Holy crap, everything about that car is beast mode! So the box is solid carbon fiber? Did you just lay layer after layer and mill the holes?? My brain hurts.


----------



## Nautiluz (Mar 16, 2009)

speakerpimp said:


> Holy crap, everything about that car is beast mode! So the box is solid carbon fiber? Did you just lay layer after layer and mill the holes?? My brain hurts.


The box is not solid carbon then it would be heavy. It is made with sandwich, that is why the weight is so low not the carbon itself.


----------



## Nautiluz (Mar 16, 2009)

FLYONWALL9 said:


> This reminds me of my door panel build... Well aside from using carbon, not
> on a poor mans budget.
> 
> 
> ...


Do you have a finnished picture of the pannels?


----------



## FLYONWALL9 (Nov 8, 2009)

I HATE to say, no not 100% done. Maybe before I die I'll get them wrapped.


----------



## GlasSman (Nov 14, 2006)

Nautiluz said:


> Know this is an car audio forum, but here are some pictures from the rest of the car upgrade.


No apology needed.

_*ANY*_ install pics in a vehicle of this magnitude are more than welcome.

Excellent work so far....looking forward to the final product.


----------



## bigaudiofanatic (Mar 1, 2009)

Mother of god what a beautiful build.

(Annotated element records)
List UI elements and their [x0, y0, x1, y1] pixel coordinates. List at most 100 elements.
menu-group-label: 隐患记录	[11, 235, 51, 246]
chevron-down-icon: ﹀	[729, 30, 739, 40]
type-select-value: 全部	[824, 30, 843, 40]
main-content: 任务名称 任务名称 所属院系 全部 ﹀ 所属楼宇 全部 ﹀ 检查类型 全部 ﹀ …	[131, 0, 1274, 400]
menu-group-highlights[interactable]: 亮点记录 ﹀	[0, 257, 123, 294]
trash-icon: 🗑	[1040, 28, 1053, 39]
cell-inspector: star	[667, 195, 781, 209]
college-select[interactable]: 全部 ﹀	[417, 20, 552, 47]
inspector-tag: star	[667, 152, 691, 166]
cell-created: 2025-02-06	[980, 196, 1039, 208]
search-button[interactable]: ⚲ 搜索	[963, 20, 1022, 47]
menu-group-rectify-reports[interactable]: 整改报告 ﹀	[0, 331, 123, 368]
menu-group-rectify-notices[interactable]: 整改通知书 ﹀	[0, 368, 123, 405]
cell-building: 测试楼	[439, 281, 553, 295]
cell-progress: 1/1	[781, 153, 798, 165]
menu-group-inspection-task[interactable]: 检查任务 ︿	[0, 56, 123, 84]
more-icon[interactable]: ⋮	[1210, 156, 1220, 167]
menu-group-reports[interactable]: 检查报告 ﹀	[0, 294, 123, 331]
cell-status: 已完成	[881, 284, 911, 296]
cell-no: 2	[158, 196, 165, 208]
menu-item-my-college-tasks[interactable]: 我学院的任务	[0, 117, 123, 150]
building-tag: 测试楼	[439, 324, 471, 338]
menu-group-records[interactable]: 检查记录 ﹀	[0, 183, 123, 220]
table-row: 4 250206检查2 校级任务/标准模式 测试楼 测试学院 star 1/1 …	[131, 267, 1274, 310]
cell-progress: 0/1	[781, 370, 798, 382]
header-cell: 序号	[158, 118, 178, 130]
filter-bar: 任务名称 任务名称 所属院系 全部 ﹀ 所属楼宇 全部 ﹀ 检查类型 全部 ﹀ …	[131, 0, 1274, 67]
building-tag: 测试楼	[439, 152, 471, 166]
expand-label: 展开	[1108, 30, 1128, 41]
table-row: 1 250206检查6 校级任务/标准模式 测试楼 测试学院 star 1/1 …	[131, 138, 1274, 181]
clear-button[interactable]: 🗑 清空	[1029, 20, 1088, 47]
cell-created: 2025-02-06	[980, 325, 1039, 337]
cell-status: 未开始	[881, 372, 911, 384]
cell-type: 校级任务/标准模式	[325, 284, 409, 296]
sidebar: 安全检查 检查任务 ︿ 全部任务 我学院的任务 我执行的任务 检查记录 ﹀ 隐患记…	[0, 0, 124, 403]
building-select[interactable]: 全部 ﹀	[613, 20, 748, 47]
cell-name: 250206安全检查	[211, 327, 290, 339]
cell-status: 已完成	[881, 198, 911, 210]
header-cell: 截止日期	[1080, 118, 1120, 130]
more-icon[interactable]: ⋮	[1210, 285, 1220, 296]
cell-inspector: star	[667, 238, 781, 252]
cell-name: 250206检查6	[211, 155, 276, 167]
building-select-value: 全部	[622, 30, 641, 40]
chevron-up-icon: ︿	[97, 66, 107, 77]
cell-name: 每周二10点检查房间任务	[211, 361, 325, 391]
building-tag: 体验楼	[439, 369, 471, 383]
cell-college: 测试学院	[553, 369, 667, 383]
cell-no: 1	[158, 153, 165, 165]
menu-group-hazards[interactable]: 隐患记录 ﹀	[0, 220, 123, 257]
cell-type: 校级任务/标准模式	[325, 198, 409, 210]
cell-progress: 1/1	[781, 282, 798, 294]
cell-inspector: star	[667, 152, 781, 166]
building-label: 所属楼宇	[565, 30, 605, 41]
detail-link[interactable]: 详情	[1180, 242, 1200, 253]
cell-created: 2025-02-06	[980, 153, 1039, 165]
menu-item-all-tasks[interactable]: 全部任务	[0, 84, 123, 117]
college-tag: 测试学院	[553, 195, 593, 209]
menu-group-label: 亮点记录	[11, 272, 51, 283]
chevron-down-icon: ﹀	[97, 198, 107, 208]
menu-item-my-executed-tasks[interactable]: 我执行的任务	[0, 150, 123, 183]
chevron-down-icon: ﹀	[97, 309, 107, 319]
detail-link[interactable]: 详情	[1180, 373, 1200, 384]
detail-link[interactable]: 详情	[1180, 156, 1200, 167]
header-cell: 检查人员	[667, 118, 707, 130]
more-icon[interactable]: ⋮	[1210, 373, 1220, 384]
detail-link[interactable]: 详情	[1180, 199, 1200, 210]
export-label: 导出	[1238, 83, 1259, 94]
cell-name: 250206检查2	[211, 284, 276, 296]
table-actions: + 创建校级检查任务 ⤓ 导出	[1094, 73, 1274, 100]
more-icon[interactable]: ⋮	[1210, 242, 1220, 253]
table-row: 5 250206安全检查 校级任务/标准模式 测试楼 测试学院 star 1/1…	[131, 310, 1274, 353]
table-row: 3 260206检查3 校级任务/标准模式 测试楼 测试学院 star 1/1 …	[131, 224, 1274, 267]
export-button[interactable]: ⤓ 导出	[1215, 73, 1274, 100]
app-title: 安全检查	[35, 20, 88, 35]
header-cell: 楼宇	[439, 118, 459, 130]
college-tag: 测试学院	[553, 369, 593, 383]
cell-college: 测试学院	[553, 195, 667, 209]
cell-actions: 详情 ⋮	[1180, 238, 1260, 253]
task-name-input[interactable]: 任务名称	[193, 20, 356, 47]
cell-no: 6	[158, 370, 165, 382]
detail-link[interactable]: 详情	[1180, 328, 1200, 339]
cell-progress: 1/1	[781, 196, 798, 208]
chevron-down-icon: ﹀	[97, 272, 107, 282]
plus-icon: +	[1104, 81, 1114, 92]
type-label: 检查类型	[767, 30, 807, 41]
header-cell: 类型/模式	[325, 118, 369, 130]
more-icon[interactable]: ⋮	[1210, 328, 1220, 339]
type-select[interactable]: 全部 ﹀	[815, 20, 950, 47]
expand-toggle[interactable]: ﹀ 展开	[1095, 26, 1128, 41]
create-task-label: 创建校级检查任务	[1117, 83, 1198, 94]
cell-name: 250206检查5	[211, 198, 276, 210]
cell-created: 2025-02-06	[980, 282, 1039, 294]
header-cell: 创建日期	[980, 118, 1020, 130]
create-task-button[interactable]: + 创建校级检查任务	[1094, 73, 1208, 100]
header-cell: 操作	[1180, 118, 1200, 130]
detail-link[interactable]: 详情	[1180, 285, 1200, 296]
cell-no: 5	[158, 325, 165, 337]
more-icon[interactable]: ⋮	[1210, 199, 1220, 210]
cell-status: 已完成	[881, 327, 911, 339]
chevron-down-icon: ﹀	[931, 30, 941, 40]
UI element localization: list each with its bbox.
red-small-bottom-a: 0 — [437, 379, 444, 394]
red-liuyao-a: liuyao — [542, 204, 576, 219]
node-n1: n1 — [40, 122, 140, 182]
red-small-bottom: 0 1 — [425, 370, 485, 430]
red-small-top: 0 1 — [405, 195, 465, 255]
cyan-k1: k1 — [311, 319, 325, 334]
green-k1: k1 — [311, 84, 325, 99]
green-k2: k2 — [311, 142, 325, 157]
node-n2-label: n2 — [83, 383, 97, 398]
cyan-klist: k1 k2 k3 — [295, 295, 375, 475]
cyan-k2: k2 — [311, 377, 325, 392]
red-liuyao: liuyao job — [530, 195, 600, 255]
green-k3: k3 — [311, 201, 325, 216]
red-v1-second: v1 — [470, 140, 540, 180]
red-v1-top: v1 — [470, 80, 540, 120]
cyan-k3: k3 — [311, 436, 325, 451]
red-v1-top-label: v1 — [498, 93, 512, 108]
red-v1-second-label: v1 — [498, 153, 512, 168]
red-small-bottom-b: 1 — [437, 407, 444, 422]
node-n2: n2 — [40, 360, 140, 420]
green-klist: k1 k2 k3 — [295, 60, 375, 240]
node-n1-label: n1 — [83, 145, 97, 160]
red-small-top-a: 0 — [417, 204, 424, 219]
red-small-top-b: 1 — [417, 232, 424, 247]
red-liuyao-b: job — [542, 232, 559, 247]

* **Stated problem 1**
In the forum thread, rewrite the passage from "## GlasSman (Nov" up to and including "the final product.", replacing "final product" with "finished build".
* **Stated problem 2**
Put the records, from their first line up to and including the line containing "20, 552, 47]", into a numbered list, leaving out any blank lines.
The forum text and the records were taken from separate sources.

* **Correct output 1**
## GlasSman (Nov 14, 2006)

Nautiluz said:


> Know this is an car audio forum, but here are some pictures from the rest of the car upgrade.


No apology needed.

_*ANY*_ install pics in a vehicle of this magnitude are more than welcome.

Excellent work so far....looking forward to the finished build.

* **Correct output 2**
1. List UI elements and their [x0, y0, x1, y1] pixel coordinates. List at most 100 elements.
2. menu-group-label: 隐患记录	[11, 235, 51, 246]
3. chevron-down-icon: ﹀	[729, 30, 739, 40]
4. type-select-value: 全部	[824, 30, 843, 40]
5. main-content: 任务名称 任务名称 所属院系 全部 ﹀ 所属楼宇 全部 ﹀ 检查类型 全部 ﹀ …	[131, 0, 1274, 400]
6. menu-group-highlights[interactable]: 亮点记录 ﹀	[0, 257, 123, 294]
7. trash-icon: 🗑	[1040, 28, 1053, 39]
8. cell-inspector: star	[667, 195, 781, 209]
9. college-select[interactable]: 全部 ﹀	[417, 20, 552, 47]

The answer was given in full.